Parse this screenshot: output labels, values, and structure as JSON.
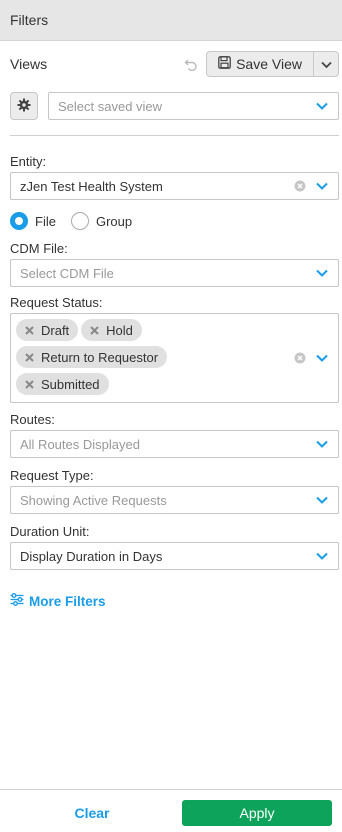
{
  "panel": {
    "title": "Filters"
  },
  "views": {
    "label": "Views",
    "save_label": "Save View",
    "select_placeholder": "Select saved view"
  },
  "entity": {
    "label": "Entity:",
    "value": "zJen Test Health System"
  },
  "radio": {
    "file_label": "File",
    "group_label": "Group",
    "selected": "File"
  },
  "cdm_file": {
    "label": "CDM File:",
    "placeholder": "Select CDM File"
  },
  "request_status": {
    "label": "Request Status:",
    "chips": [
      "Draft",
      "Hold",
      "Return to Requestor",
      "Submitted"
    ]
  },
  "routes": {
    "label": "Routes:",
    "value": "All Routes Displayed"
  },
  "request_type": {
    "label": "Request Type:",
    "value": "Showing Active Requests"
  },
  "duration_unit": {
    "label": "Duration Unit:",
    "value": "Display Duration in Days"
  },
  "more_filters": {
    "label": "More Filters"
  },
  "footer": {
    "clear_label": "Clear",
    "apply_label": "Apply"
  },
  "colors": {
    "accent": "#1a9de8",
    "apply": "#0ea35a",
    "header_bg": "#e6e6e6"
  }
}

+===+

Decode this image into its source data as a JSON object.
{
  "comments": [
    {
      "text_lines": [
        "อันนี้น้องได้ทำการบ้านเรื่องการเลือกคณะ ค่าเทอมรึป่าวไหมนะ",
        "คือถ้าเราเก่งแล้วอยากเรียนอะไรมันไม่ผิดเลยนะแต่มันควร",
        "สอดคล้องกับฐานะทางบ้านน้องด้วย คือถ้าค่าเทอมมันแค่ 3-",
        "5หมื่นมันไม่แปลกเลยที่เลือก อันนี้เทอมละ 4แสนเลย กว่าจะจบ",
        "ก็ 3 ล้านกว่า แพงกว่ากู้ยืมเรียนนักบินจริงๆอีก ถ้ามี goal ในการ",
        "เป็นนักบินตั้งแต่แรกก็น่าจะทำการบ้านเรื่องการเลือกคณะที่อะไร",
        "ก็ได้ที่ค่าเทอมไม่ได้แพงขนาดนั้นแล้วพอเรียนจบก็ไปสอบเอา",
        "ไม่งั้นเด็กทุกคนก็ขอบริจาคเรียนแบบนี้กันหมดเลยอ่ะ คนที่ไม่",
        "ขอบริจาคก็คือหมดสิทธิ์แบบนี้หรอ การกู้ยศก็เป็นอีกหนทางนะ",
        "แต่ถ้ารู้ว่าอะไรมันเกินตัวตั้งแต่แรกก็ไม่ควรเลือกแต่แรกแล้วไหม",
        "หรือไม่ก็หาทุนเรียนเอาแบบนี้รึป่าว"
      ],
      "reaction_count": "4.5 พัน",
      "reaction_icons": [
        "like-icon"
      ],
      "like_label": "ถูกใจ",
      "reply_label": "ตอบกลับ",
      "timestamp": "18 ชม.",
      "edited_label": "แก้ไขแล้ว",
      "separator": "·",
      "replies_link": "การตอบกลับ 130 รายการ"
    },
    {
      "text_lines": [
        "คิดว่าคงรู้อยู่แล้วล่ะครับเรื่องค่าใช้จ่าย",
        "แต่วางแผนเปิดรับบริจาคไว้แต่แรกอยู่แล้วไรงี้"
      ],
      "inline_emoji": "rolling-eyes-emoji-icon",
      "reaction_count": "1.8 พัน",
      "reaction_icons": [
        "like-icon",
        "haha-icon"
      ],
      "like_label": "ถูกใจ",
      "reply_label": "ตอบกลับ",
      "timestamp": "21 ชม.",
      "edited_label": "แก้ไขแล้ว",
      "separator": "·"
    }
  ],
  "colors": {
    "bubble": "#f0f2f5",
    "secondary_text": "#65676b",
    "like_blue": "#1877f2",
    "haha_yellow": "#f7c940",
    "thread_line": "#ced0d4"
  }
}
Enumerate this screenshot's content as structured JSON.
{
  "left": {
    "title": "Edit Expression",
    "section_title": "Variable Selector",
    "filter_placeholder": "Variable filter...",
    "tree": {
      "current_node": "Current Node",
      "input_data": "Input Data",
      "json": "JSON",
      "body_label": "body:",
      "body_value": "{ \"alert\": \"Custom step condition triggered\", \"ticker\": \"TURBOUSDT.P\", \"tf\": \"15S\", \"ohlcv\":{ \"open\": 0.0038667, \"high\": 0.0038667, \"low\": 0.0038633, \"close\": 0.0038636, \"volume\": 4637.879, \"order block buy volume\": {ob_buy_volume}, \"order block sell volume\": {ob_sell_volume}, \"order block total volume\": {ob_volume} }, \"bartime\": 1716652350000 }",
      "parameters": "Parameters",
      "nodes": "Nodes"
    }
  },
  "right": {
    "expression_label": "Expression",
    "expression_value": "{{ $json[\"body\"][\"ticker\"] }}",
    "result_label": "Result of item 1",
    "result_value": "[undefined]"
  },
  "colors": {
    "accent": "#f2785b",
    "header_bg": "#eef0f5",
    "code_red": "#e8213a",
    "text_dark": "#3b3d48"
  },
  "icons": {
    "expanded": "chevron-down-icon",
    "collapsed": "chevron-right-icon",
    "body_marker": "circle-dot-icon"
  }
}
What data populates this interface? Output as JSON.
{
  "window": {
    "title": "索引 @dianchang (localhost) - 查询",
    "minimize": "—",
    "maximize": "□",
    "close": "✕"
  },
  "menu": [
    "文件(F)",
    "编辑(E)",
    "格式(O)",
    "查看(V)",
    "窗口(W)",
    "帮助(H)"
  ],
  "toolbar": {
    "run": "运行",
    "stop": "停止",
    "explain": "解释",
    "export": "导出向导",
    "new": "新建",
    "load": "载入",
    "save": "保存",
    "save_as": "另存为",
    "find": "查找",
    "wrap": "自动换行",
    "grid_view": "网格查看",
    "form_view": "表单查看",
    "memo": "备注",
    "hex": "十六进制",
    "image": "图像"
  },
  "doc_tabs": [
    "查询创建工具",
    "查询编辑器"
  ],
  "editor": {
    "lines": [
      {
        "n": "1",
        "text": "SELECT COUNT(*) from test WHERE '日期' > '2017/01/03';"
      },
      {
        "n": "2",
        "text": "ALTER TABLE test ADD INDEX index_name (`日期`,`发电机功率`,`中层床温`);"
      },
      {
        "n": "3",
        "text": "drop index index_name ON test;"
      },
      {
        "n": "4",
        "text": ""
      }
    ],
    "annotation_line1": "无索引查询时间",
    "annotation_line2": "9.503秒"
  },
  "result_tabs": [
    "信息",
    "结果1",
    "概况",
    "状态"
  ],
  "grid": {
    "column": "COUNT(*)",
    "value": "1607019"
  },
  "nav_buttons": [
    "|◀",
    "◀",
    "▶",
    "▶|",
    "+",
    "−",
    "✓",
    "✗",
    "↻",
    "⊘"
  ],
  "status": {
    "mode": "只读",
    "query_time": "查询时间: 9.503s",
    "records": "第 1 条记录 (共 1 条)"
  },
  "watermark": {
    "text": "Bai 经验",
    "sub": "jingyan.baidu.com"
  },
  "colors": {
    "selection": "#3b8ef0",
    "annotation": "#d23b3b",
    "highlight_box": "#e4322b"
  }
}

+===+

[Given instruction]:
Pick out the lines containing the string "right" and show them.

[Answer to this task]:
  "right": {
    "collapsed": "chevron-right-icon",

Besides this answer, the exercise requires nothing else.